§ Entries provided
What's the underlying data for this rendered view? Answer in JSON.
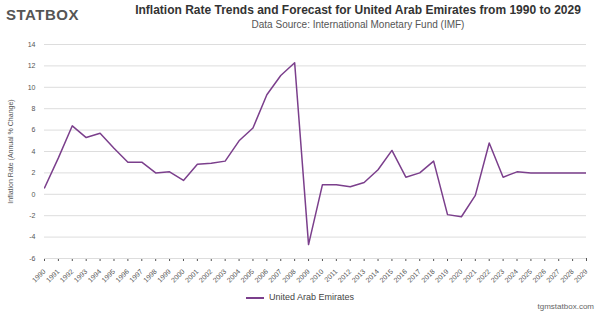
{
  "chart_data": {
    "type": "line",
    "title": "Inflation Rate Trends and Forecast for United Arab Emirates from 1990 to 2029",
    "subtitle": "Data Source: International Monetary Fund (IMF)",
    "logo": "STATBOX",
    "caption": "tgmstatbox.com",
    "y_label": "Inflation Rate (Annual % Change)",
    "x": [
      1990,
      1991,
      1992,
      1993,
      1994,
      1995,
      1996,
      1997,
      1998,
      1999,
      2000,
      2001,
      2002,
      2003,
      2004,
      2005,
      2006,
      2007,
      2008,
      2009,
      2010,
      2011,
      2012,
      2013,
      2014,
      2015,
      2016,
      2017,
      2018,
      2019,
      2020,
      2021,
      2022,
      2023,
      2024,
      2025,
      2026,
      2027,
      2028,
      2029
    ],
    "series": [
      {
        "name": "United Arab Emirates",
        "color": "#7b3f8c",
        "values": [
          0.6,
          3.4,
          6.4,
          5.3,
          5.7,
          4.3,
          3.0,
          3.0,
          2.0,
          2.1,
          1.3,
          2.8,
          2.9,
          3.1,
          5.0,
          6.2,
          9.3,
          11.1,
          12.3,
          -4.7,
          0.9,
          0.9,
          0.7,
          1.1,
          2.3,
          4.1,
          1.6,
          2.0,
          3.1,
          -1.9,
          -2.1,
          -0.1,
          4.8,
          1.6,
          2.1,
          2.0,
          2.0,
          2.0,
          2.0,
          2.0
        ]
      }
    ],
    "xlim": [
      1990,
      2029
    ],
    "xticks": [
      1990,
      1991,
      1992,
      1993,
      1994,
      1995,
      1996,
      1997,
      1998,
      1999,
      2000,
      2001,
      2002,
      2003,
      2004,
      2005,
      2006,
      2007,
      2008,
      2009,
      2010,
      2011,
      2012,
      2013,
      2014,
      2015,
      2016,
      2017,
      2018,
      2019,
      2020,
      2021,
      2022,
      2023,
      2024,
      2025,
      2026,
      2027,
      2028,
      2029
    ],
    "ylim": [
      -6,
      14
    ],
    "yticks": [
      -6,
      -4,
      -2,
      0,
      2,
      4,
      6,
      8,
      10,
      12,
      14
    ],
    "grid": true,
    "legend": "bottom"
  }
}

§ Aim
Reproduce the data word for word, excluding its pictures.

§ Correct response
What's the underlying data for this rendered view? Answer in JSON.
{
  "chart_data": {
    "type": "line",
    "title": "Inflation Rate Trends and Forecast for United Arab Emirates from 1990 to 2029",
    "subtitle": "Data Source: International Monetary Fund (IMF)",
    "logo": "STATBOX",
    "caption": "tgmstatbox.com",
    "y_label": "Inflation Rate (Annual % Change)",
    "x": [
      1990,
      1991,
      1992,
      1993,
      1994,
      1995,
      1996,
      1997,
      1998,
      1999,
      2000,
      2001,
      2002,
      2003,
      2004,
      2005,
      2006,
      2007,
      2008,
      2009,
      2010,
      2011,
      2012,
      2013,
      2014,
      2015,
      2016,
      2017,
      2018,
      2019,
      2020,
      2021,
      2022,
      2023,
      2024,
      2025,
      2026,
      2027,
      2028,
      2029
    ],
    "series": [
      {
        "name": "United Arab Emirates",
        "color": "#7b3f8c",
        "values": [
          0.6,
          3.4,
          6.4,
          5.3,
          5.7,
          4.3,
          3.0,
          3.0,
          2.0,
          2.1,
          1.3,
          2.8,
          2.9,
          3.1,
          5.0,
          6.2,
          9.3,
          11.1,
          12.3,
          -4.7,
          0.9,
          0.9,
          0.7,
          1.1,
          2.3,
          4.1,
          1.6,
          2.0,
          3.1,
          -1.9,
          -2.1,
          -0.1,
          4.8,
          1.6,
          2.1,
          2.0,
          2.0,
          2.0,
          2.0,
          2.0
        ]
      }
    ],
    "xlim": [
      1990,
      2029
    ],
    "xticks": [
      1990,
      1991,
      1992,
      1993,
      1994,
      1995,
      1996,
      1997,
      1998,
      1999,
      2000,
      2001,
      2002,
      2003,
      2004,
      2005,
      2006,
      2007,
      2008,
      2009,
      2010,
      2011,
      2012,
      2013,
      2014,
      2015,
      2016,
      2017,
      2018,
      2019,
      2020,
      2021,
      2022,
      2023,
      2024,
      2025,
      2026,
      2027,
      2028,
      2029
    ],
    "ylim": [
      -6,
      14
    ],
    "yticks": [
      -6,
      -4,
      -2,
      0,
      2,
      4,
      6,
      8,
      10,
      12,
      14
    ],
    "grid": true,
    "legend": "bottom"
  }
}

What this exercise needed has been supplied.